__GIVEN INSTRUCTION__
Your task is to print the material below exactly as presented.

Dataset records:
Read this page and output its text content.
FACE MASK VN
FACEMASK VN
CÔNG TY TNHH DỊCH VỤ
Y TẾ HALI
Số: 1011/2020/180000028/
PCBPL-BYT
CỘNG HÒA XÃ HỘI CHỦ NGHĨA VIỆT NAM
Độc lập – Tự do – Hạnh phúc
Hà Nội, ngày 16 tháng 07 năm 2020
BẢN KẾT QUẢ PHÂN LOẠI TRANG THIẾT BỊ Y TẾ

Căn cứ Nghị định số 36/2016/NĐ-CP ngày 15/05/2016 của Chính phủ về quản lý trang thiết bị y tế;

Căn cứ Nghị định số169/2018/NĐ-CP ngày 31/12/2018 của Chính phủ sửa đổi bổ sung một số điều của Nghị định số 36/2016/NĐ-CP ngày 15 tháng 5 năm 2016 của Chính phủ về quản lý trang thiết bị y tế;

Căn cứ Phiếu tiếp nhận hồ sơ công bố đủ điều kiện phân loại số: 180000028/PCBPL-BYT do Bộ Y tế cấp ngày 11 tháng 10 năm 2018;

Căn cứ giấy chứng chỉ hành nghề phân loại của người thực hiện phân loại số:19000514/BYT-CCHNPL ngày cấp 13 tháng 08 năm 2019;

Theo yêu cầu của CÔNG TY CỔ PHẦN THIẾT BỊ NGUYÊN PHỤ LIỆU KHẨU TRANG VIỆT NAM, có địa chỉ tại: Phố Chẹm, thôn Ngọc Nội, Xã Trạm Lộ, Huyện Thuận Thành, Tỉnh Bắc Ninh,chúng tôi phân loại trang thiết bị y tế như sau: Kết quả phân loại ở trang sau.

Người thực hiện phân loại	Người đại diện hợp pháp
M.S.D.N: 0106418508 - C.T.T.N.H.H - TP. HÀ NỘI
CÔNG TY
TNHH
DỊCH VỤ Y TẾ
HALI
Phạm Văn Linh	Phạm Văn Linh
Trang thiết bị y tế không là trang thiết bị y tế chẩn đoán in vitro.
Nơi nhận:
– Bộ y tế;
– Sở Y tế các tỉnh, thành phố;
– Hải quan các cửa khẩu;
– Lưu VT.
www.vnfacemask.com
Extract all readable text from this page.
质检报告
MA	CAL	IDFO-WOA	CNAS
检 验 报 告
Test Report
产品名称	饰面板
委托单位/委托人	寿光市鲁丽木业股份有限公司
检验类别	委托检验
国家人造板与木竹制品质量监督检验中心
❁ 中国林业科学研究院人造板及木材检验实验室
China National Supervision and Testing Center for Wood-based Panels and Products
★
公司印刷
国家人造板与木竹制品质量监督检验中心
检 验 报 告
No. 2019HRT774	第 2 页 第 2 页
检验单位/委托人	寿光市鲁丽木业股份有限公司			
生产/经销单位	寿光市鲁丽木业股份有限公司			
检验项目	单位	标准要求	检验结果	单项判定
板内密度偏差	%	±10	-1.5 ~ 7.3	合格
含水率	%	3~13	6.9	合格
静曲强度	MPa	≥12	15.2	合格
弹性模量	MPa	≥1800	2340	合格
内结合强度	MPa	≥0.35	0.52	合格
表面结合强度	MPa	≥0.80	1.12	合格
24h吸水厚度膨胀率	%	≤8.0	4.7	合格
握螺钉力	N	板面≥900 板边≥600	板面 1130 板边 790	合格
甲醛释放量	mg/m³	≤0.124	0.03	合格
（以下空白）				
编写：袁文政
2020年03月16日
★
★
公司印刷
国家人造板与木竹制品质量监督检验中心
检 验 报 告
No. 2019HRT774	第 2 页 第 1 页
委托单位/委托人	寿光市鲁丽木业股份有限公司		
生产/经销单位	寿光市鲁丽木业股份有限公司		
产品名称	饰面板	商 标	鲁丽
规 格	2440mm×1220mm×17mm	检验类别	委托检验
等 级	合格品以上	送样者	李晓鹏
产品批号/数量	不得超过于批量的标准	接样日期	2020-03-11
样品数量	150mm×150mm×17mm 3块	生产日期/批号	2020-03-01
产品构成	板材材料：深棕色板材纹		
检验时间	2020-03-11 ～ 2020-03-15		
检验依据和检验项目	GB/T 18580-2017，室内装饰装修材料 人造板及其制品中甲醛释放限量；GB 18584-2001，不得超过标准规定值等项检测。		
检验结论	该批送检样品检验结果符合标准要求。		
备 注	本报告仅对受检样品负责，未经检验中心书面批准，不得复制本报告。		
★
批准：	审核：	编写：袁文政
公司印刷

__FINISHED TASK__
Read this page and output its text content.
FACE MASK VN
FACEMASK VN
CÔNG TY TNHH DỊCH VỤ
Y TẾ HALI
Số: 1011/2020/180000028/
PCBPL-BYT
CỘNG HÒA XÃ HỘI CHỦ NGHĨA VIỆT NAM
Độc lập – Tự do – Hạnh phúc
Hà Nội, ngày 16 tháng 07 năm 2020
BẢN KẾT QUẢ PHÂN LOẠI TRANG THIẾT BỊ Y TẾ

Căn cứ Nghị định số 36/2016/NĐ-CP ngày 15/05/2016 của Chính phủ về quản lý trang thiết bị y tế;

Căn cứ Nghị định số169/2018/NĐ-CP ngày 31/12/2018 của Chính phủ sửa đổi bổ sung một số điều của Nghị định số 36/2016/NĐ-CP ngày 15 tháng 5 năm 2016 của Chính phủ về quản lý trang thiết bị y tế;

Căn cứ Phiếu tiếp nhận hồ sơ công bố đủ điều kiện phân loại số: 180000028/PCBPL-BYT do Bộ Y tế cấp ngày 11 tháng 10 năm 2018;

Căn cứ giấy chứng chỉ hành nghề phân loại của người thực hiện phân loại số:19000514/BYT-CCHNPL ngày cấp 13 tháng 08 năm 2019;

Theo yêu cầu của CÔNG TY CỔ PHẦN THIẾT BỊ NGUYÊN PHỤ LIỆU KHẨU TRANG VIỆT NAM, có địa chỉ tại: Phố Chẹm, thôn Ngọc Nội, Xã Trạm Lộ, Huyện Thuận Thành, Tỉnh Bắc Ninh,chúng tôi phân loại trang thiết bị y tế như sau: Kết quả phân loại ở trang sau.

Người thực hiện phân loại	Người đại diện hợp pháp
M.S.D.N: 0106418508 - C.T.T.N.H.H - TP. HÀ NỘI
CÔNG TY
TNHH
DỊCH VỤ Y TẾ
HALI
Phạm Văn Linh	Phạm Văn Linh
Trang thiết bị y tế không là trang thiết bị y tế chẩn đoán in vitro.
Nơi nhận:
– Bộ y tế;
– Sở Y tế các tỉnh, thành phố;
– Hải quan các cửa khẩu;
– Lưu VT.
www.vnfacemask.com
Extract all readable text from this page.
质检报告
MA	CAL	IDFO-WOA	CNAS
检 验 报 告
Test Report
产品名称	饰面板
委托单位/委托人	寿光市鲁丽木业股份有限公司
检验类别	委托检验
国家人造板与木竹制品质量监督检验中心
❁ 中国林业科学研究院人造板及木材检验实验室
China National Supervision and Testing Center for Wood-based Panels and Products
★
公司印刷
国家人造板与木竹制品质量监督检验中心
检 验 报 告
No. 2019HRT774	第 2 页 第 2 页
检验单位/委托人	寿光市鲁丽木业股份有限公司			
生产/经销单位	寿光市鲁丽木业股份有限公司			
检验项目	单位	标准要求	检验结果	单项判定
板内密度偏差	%	±10	-1.5 ~ 7.3	合格
含水率	%	3~13	6.9	合格
静曲强度	MPa	≥12	15.2	合格
弹性模量	MPa	≥1800	2340	合格
内结合强度	MPa	≥0.35	0.52	合格
表面结合强度	MPa	≥0.80	1.12	合格
24h吸水厚度膨胀率	%	≤8.0	4.7	合格
握螺钉力	N	板面≥900 板边≥600	板面 1130 板边 790	合格
甲醛释放量	mg/m³	≤0.124	0.03	合格
（以下空白）				
编写：袁文政
2020年03月16日
★
★
公司印刷
国家人造板与木竹制品质量监督检验中心
检 验 报 告
No. 2019HRT774	第 2 页 第 1 页
委托单位/委托人	寿光市鲁丽木业股份有限公司		
生产/经销单位	寿光市鲁丽木业股份有限公司		
产品名称	饰面板	商 标	鲁丽
规 格	2440mm×1220mm×17mm	检验类别	委托检验
等 级	合格品以上	送样者	李晓鹏
产品批号/数量	不得超过于批量的标准	接样日期	2020-03-11
样品数量	150mm×150mm×17mm 3块	生产日期/批号	2020-03-01
产品构成	板材材料：深棕色板材纹		
检验时间	2020-03-11 ～ 2020-03-15		
检验依据和检验项目	GB/T 18580-2017，室内装饰装修材料 人造板及其制品中甲醛释放限量；GB 18584-2001，不得超过标准规定值等项检测。		
检验结论	该批送检样品检验结果符合标准要求。		
备 注	本报告仅对受检样品负责，未经检验中心书面批准，不得复制本报告。		
★
批准：	审核：	编写：袁文政
公司印刷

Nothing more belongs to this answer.